(Stored items)
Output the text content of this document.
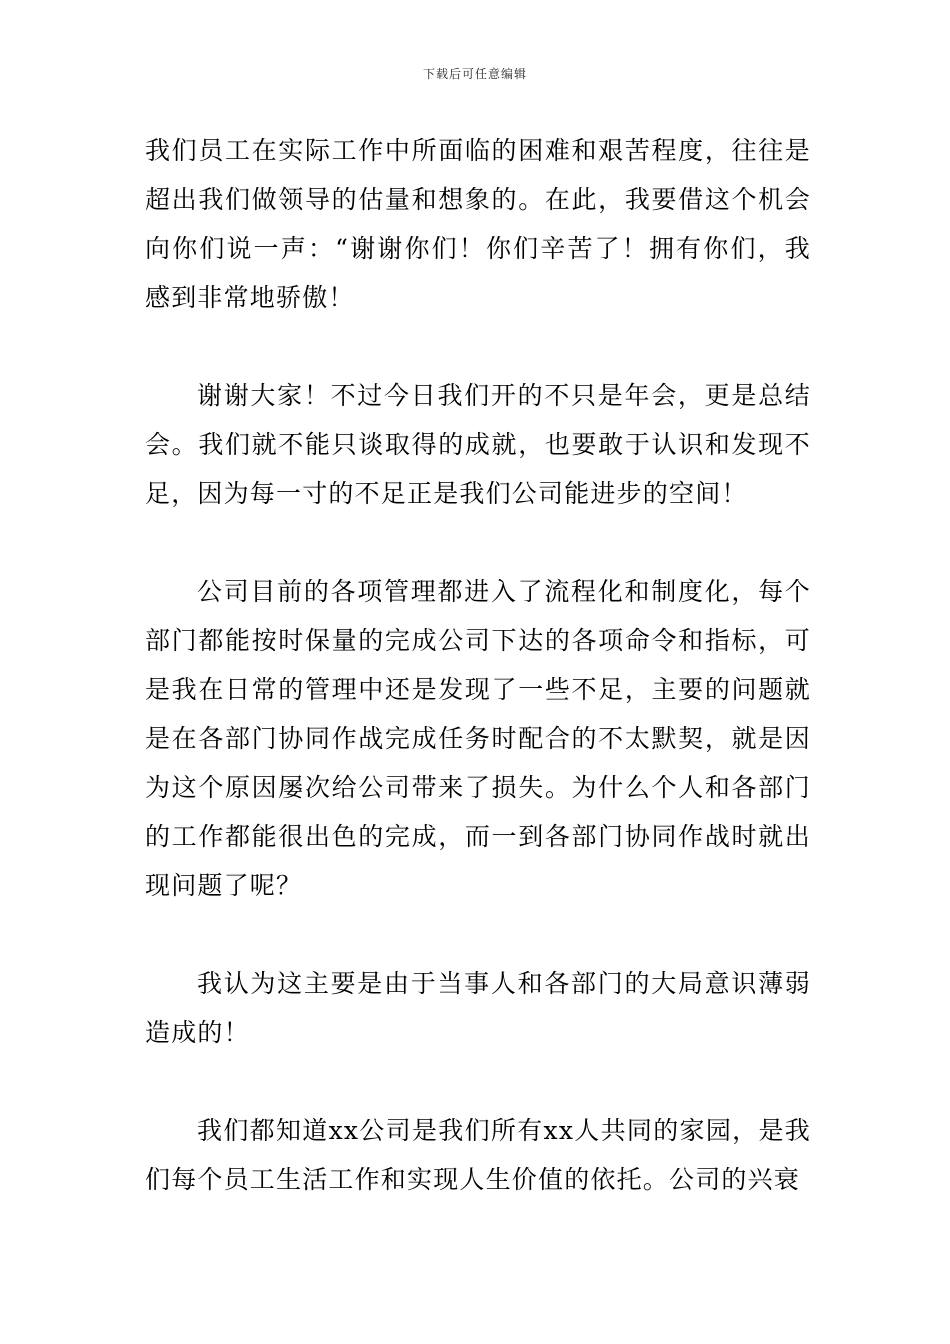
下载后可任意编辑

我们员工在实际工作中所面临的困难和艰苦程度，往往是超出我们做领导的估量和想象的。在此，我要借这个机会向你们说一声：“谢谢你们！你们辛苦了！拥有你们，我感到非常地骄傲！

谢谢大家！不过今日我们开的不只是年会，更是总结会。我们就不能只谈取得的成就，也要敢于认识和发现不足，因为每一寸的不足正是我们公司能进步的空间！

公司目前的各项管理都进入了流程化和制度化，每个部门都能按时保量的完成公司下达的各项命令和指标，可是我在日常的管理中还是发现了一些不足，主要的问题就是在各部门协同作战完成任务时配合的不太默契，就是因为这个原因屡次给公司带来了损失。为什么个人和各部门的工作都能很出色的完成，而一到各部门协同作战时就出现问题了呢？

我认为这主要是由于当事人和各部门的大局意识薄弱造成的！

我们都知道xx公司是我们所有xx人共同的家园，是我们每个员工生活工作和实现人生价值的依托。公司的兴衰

• What the exercise asks:
Write the entries above out again exactly, but not the pictures.

• Expected answer:
Output the text content of this document.
下载后可任意编辑

我们员工在实际工作中所面临的困难和艰苦程度，往往是超出我们做领导的估量和想象的。在此，我要借这个机会向你们说一声：“谢谢你们！你们辛苦了！拥有你们，我感到非常地骄傲！

谢谢大家！不过今日我们开的不只是年会，更是总结会。我们就不能只谈取得的成就，也要敢于认识和发现不足，因为每一寸的不足正是我们公司能进步的空间！

公司目前的各项管理都进入了流程化和制度化，每个部门都能按时保量的完成公司下达的各项命令和指标，可是我在日常的管理中还是发现了一些不足，主要的问题就是在各部门协同作战完成任务时配合的不太默契，就是因为这个原因屡次给公司带来了损失。为什么个人和各部门的工作都能很出色的完成，而一到各部门协同作战时就出现问题了呢？

我认为这主要是由于当事人和各部门的大局意识薄弱造成的！

我们都知道xx公司是我们所有xx人共同的家园，是我们每个员工生活工作和实现人生价值的依托。公司的兴衰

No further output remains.